**Exercise aim:** Reproduce all the entries precisely.

--- Start Entries provided ---

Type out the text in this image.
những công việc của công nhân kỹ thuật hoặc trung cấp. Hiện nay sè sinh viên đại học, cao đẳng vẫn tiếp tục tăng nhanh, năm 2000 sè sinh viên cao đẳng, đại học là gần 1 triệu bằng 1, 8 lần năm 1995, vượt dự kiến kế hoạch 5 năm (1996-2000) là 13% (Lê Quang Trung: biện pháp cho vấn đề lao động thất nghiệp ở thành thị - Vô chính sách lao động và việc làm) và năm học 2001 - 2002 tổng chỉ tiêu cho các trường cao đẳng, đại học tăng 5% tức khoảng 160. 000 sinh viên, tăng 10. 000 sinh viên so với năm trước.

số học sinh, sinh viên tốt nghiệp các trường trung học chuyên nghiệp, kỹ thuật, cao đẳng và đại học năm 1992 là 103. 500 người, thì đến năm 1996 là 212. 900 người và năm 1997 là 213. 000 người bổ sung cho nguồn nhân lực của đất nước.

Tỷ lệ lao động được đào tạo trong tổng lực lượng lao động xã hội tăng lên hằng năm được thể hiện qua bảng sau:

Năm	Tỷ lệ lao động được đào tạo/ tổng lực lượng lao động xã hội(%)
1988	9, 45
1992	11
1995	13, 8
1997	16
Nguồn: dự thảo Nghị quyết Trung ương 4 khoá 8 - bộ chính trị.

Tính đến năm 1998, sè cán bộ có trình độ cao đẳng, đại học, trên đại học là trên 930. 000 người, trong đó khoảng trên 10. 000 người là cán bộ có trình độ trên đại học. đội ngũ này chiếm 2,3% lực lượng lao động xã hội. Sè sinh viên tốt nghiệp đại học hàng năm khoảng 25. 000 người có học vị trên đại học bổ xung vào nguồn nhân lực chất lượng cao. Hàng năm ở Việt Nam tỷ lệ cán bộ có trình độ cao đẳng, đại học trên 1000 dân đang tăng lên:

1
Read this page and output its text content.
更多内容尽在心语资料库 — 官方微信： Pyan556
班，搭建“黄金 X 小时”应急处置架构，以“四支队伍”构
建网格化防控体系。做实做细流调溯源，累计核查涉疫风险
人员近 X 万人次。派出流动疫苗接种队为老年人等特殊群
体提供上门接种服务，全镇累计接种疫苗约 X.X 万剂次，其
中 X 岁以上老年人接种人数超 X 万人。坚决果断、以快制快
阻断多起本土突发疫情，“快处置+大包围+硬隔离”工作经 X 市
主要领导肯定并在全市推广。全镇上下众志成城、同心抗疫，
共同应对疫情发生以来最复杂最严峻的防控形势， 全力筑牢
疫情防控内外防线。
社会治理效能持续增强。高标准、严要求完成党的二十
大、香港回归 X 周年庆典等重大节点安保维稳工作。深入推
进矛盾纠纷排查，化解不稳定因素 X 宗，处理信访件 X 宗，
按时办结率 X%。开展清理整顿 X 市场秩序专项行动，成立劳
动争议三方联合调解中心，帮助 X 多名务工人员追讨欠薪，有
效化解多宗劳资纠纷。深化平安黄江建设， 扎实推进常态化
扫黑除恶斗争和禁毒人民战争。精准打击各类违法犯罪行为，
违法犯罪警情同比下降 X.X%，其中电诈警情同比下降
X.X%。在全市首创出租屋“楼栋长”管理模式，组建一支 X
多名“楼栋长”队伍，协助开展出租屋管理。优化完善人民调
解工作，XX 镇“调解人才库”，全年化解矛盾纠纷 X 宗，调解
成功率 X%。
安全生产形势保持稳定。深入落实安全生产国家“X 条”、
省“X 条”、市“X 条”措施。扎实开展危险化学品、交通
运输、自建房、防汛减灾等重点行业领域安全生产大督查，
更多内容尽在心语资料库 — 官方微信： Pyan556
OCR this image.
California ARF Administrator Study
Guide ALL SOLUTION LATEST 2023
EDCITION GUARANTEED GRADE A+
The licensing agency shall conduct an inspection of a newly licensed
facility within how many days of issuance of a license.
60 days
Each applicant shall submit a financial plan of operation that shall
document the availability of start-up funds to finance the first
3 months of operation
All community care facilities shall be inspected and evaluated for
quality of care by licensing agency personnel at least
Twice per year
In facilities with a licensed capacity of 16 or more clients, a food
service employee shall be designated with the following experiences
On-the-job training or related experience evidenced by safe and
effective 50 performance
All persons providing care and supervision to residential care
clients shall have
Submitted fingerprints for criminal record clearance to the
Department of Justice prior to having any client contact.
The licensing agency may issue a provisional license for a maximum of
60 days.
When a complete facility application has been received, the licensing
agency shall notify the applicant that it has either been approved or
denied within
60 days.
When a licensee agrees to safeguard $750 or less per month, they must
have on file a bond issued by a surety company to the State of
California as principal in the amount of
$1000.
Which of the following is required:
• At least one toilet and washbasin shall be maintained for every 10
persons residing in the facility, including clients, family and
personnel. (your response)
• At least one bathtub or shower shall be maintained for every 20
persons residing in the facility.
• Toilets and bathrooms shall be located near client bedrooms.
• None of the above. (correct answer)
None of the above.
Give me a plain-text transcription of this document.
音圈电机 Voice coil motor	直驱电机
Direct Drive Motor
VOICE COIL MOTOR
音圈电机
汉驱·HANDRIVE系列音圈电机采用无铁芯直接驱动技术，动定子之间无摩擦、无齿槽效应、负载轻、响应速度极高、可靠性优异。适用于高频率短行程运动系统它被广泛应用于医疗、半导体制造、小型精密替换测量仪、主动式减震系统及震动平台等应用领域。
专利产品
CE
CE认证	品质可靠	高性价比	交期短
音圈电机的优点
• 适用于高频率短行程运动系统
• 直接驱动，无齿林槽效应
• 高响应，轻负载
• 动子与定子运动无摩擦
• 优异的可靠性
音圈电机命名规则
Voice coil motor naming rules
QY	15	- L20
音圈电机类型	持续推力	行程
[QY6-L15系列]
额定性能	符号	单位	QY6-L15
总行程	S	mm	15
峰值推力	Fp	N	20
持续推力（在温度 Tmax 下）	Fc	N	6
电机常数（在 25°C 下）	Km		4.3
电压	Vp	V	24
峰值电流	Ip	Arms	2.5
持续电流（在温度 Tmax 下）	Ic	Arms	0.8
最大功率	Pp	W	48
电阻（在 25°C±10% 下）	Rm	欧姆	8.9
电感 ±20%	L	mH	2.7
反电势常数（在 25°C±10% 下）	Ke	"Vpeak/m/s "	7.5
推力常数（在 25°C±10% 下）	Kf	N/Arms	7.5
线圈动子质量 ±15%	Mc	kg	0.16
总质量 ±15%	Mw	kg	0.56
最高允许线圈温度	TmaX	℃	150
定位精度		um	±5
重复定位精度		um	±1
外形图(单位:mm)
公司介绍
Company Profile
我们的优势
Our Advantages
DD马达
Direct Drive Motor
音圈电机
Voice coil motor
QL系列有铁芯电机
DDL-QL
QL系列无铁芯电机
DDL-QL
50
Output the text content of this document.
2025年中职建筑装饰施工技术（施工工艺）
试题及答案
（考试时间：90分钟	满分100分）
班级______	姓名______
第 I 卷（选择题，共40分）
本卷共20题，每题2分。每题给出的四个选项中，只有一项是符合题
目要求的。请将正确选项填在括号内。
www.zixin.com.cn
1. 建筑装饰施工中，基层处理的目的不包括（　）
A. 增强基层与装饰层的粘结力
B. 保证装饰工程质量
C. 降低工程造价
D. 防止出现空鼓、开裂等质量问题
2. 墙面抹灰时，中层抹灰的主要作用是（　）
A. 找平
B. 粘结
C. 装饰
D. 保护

--- End Entries provided ---

**Response:**
Type out the text in this image.
những công việc của công nhân kỹ thuật hoặc trung cấp. Hiện nay sè sinh viên đại học, cao đẳng vẫn tiếp tục tăng nhanh, năm 2000 sè sinh viên cao đẳng, đại học là gần 1 triệu bằng 1, 8 lần năm 1995, vượt dự kiến kế hoạch 5 năm (1996-2000) là 13% (Lê Quang Trung: biện pháp cho vấn đề lao động thất nghiệp ở thành thị - Vô chính sách lao động và việc làm) và năm học 2001 - 2002 tổng chỉ tiêu cho các trường cao đẳng, đại học tăng 5% tức khoảng 160. 000 sinh viên, tăng 10. 000 sinh viên so với năm trước.

số học sinh, sinh viên tốt nghiệp các trường trung học chuyên nghiệp, kỹ thuật, cao đẳng và đại học năm 1992 là 103. 500 người, thì đến năm 1996 là 212. 900 người và năm 1997 là 213. 000 người bổ sung cho nguồn nhân lực của đất nước.

Tỷ lệ lao động được đào tạo trong tổng lực lượng lao động xã hội tăng lên hằng năm được thể hiện qua bảng sau:

Năm	Tỷ lệ lao động được đào tạo/ tổng lực lượng lao động xã hội(%)
1988	9, 45
1992	11
1995	13, 8
1997	16
Nguồn: dự thảo Nghị quyết Trung ương 4 khoá 8 - bộ chính trị.

Tính đến năm 1998, sè cán bộ có trình độ cao đẳng, đại học, trên đại học là trên 930. 000 người, trong đó khoảng trên 10. 000 người là cán bộ có trình độ trên đại học. đội ngũ này chiếm 2,3% lực lượng lao động xã hội. Sè sinh viên tốt nghiệp đại học hàng năm khoảng 25. 000 người có học vị trên đại học bổ xung vào nguồn nhân lực chất lượng cao. Hàng năm ở Việt Nam tỷ lệ cán bộ có trình độ cao đẳng, đại học trên 1000 dân đang tăng lên:

1
Read this page and output its text content.
更多内容尽在心语资料库 — 官方微信： Pyan556
班，搭建“黄金 X 小时”应急处置架构，以“四支队伍”构
建网格化防控体系。做实做细流调溯源，累计核查涉疫风险
人员近 X 万人次。派出流动疫苗接种队为老年人等特殊群
体提供上门接种服务，全镇累计接种疫苗约 X.X 万剂次，其
中 X 岁以上老年人接种人数超 X 万人。坚决果断、以快制快
阻断多起本土突发疫情，“快处置+大包围+硬隔离”工作经 X 市
主要领导肯定并在全市推广。全镇上下众志成城、同心抗疫，
共同应对疫情发生以来最复杂最严峻的防控形势， 全力筑牢
疫情防控内外防线。
社会治理效能持续增强。高标准、严要求完成党的二十
大、香港回归 X 周年庆典等重大节点安保维稳工作。深入推
进矛盾纠纷排查，化解不稳定因素 X 宗，处理信访件 X 宗，
按时办结率 X%。开展清理整顿 X 市场秩序专项行动，成立劳
动争议三方联合调解中心，帮助 X 多名务工人员追讨欠薪，有
效化解多宗劳资纠纷。深化平安黄江建设， 扎实推进常态化
扫黑除恶斗争和禁毒人民战争。精准打击各类违法犯罪行为，
违法犯罪警情同比下降 X.X%，其中电诈警情同比下降
X.X%。在全市首创出租屋“楼栋长”管理模式，组建一支 X
多名“楼栋长”队伍，协助开展出租屋管理。优化完善人民调
解工作，XX 镇“调解人才库”，全年化解矛盾纠纷 X 宗，调解
成功率 X%。
安全生产形势保持稳定。深入落实安全生产国家“X 条”、
省“X 条”、市“X 条”措施。扎实开展危险化学品、交通
运输、自建房、防汛减灾等重点行业领域安全生产大督查，
更多内容尽在心语资料库 — 官方微信： Pyan556
OCR this image.
California ARF Administrator Study
Guide ALL SOLUTION LATEST 2023
EDCITION GUARANTEED GRADE A+
The licensing agency shall conduct an inspection of a newly licensed
facility within how many days of issuance of a license.
60 days
Each applicant shall submit a financial plan of operation that shall
document the availability of start-up funds to finance the first
3 months of operation
All community care facilities shall be inspected and evaluated for
quality of care by licensing agency personnel at least
Twice per year
In facilities with a licensed capacity of 16 or more clients, a food
service employee shall be designated with the following experiences
On-the-job training or related experience evidenced by safe and
effective 50 performance
All persons providing care and supervision to residential care
clients shall have
Submitted fingerprints for criminal record clearance to the
Department of Justice prior to having any client contact.
The licensing agency may issue a provisional license for a maximum of
60 days.
When a complete facility application has been received, the licensing
agency shall notify the applicant that it has either been approved or
denied within
60 days.
When a licensee agrees to safeguard $750 or less per month, they must
have on file a bond issued by a surety company to the State of
California as principal in the amount of
$1000.
Which of the following is required:
• At least one toilet and washbasin shall be maintained for every 10
persons residing in the facility, including clients, family and
personnel. (your response)
• At least one bathtub or shower shall be maintained for every 20
persons residing in the facility.
• Toilets and bathrooms shall be located near client bedrooms.
• None of the above. (correct answer)
None of the above.
Give me a plain-text transcription of this document.
音圈电机 Voice coil motor	直驱电机
Direct Drive Motor
VOICE COIL MOTOR
音圈电机
汉驱·HANDRIVE系列音圈电机采用无铁芯直接驱动技术，动定子之间无摩擦、无齿槽效应、负载轻、响应速度极高、可靠性优异。适用于高频率短行程运动系统它被广泛应用于医疗、半导体制造、小型精密替换测量仪、主动式减震系统及震动平台等应用领域。
专利产品
CE
CE认证	品质可靠	高性价比	交期短
音圈电机的优点
• 适用于高频率短行程运动系统
• 直接驱动，无齿林槽效应
• 高响应，轻负载
• 动子与定子运动无摩擦
• 优异的可靠性
音圈电机命名规则
Voice coil motor naming rules
QY	15	- L20
音圈电机类型	持续推力	行程
[QY6-L15系列]
额定性能	符号	单位	QY6-L15
总行程	S	mm	15
峰值推力	Fp	N	20
持续推力（在温度 Tmax 下）	Fc	N	6
电机常数（在 25°C 下）	Km		4.3
电压	Vp	V	24
峰值电流	Ip	Arms	2.5
持续电流（在温度 Tmax 下）	Ic	Arms	0.8
最大功率	Pp	W	48
电阻（在 25°C±10% 下）	Rm	欧姆	8.9
电感 ±20%	L	mH	2.7
反电势常数（在 25°C±10% 下）	Ke	"Vpeak/m/s "	7.5
推力常数（在 25°C±10% 下）	Kf	N/Arms	7.5
线圈动子质量 ±15%	Mc	kg	0.16
总质量 ±15%	Mw	kg	0.56
最高允许线圈温度	TmaX	℃	150
定位精度		um	±5
重复定位精度		um	±1
外形图(单位:mm)
公司介绍
Company Profile
我们的优势
Our Advantages
DD马达
Direct Drive Motor
音圈电机
Voice coil motor
QL系列有铁芯电机
DDL-QL
QL系列无铁芯电机
DDL-QL
50
Output the text content of this document.
2025年中职建筑装饰施工技术（施工工艺）
试题及答案
（考试时间：90分钟	满分100分）
班级______	姓名______
第 I 卷（选择题，共40分）
本卷共20题，每题2分。每题给出的四个选项中，只有一项是符合题
目要求的。请将正确选项填在括号内。
www.zixin.com.cn
1. 建筑装饰施工中，基层处理的目的不包括（　）
A. 增强基层与装饰层的粘结力
B. 保证装饰工程质量
C. 降低工程造价
D. 防止出现空鼓、开裂等质量问题
2. 墙面抹灰时，中层抹灰的主要作用是（　）
A. 找平
B. 粘结
C. 装饰
D. 保护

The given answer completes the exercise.